_Directions:_
Transcribe the data that follows precisely, omitting nothing.

Data excerpts:
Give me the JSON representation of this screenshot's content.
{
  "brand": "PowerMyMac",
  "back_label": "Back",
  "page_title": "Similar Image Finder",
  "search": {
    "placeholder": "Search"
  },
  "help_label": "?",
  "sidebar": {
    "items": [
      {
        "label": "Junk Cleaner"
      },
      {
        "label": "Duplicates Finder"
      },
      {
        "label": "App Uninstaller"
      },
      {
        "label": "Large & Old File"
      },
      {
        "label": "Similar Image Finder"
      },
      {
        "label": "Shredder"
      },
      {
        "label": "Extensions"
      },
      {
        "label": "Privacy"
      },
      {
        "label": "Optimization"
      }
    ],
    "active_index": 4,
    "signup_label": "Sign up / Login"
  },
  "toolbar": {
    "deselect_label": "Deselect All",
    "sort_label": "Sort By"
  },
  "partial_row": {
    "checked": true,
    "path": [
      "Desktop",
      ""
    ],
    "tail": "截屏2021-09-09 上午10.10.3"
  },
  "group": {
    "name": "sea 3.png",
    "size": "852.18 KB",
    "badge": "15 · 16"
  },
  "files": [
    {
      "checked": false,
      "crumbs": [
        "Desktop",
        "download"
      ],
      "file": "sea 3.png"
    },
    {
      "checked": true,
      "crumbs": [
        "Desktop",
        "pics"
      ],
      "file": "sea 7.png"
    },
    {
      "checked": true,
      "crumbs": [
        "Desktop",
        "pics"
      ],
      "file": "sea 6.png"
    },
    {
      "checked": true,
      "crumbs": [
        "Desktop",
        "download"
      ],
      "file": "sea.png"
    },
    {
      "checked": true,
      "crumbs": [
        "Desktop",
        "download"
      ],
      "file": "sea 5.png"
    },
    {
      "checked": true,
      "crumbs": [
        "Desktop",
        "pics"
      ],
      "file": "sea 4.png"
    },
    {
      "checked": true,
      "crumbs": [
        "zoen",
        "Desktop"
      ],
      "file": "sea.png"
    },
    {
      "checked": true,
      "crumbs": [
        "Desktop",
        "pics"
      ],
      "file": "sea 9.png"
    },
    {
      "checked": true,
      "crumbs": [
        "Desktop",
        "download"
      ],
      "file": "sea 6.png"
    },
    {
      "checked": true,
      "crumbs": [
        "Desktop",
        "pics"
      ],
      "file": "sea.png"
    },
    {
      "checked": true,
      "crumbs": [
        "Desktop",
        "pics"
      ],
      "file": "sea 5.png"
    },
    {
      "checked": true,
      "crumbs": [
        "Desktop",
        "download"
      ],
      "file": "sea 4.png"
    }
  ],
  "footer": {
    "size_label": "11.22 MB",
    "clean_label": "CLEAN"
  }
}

_Worked answer:_
Give me the JSON representation of this screenshot's content.
{
  "brand": "PowerMyMac",
  "back_label": "Back",
  "page_title": "Similar Image Finder",
  "search": {
    "placeholder": "Search"
  },
  "help_label": "?",
  "sidebar": {
    "items": [
      {
        "label": "Junk Cleaner"
      },
      {
        "label": "Duplicates Finder"
      },
      {
        "label": "App Uninstaller"
      },
      {
        "label": "Large & Old File"
      },
      {
        "label": "Similar Image Finder"
      },
      {
        "label": "Shredder"
      },
      {
        "label": "Extensions"
      },
      {
        "label": "Privacy"
      },
      {
        "label": "Optimization"
      }
    ],
    "active_index": 4,
    "signup_label": "Sign up / Login"
  },
  "toolbar": {
    "deselect_label": "Deselect All",
    "sort_label": "Sort By"
  },
  "partial_row": {
    "checked": true,
    "path": [
      "Desktop",
      ""
    ],
    "tail": "截屏2021-09-09 上午10.10.3"
  },
  "group": {
    "name": "sea 3.png",
    "size": "852.18 KB",
    "badge": "15 · 16"
  },
  "files": [
    {
      "checked": false,
      "crumbs": [
        "Desktop",
        "download"
      ],
      "file": "sea 3.png"
    },
    {
      "checked": true,
      "crumbs": [
        "Desktop",
        "pics"
      ],
      "file": "sea 7.png"
    },
    {
      "checked": true,
      "crumbs": [
        "Desktop",
        "pics"
      ],
      "file": "sea 6.png"
    },
    {
      "checked": true,
      "crumbs": [
        "Desktop",
        "download"
      ],
      "file": "sea.png"
    },
    {
      "checked": true,
      "crumbs": [
        "Desktop",
        "download"
      ],
      "file": "sea 5.png"
    },
    {
      "checked": true,
      "crumbs": [
        "Desktop",
        "pics"
      ],
      "file": "sea 4.png"
    },
    {
      "checked": true,
      "crumbs": [
        "zoen",
        "Desktop"
      ],
      "file": "sea.png"
    },
    {
      "checked": true,
      "crumbs": [
        "Desktop",
        "pics"
      ],
      "file": "sea 9.png"
    },
    {
      "checked": true,
      "crumbs": [
        "Desktop",
        "download"
      ],
      "file": "sea 6.png"
    },
    {
      "checked": true,
      "crumbs": [
        "Desktop",
        "pics"
      ],
      "file": "sea.png"
    },
    {
      "checked": true,
      "crumbs": [
        "Desktop",
        "pics"
      ],
      "file": "sea 5.png"
    },
    {
      "checked": true,
      "crumbs": [
        "Desktop",
        "download"
      ],
      "file": "sea 4.png"
    }
  ],
  "footer": {
    "size_label": "11.22 MB",
    "clean_label": "CLEAN"
  }
}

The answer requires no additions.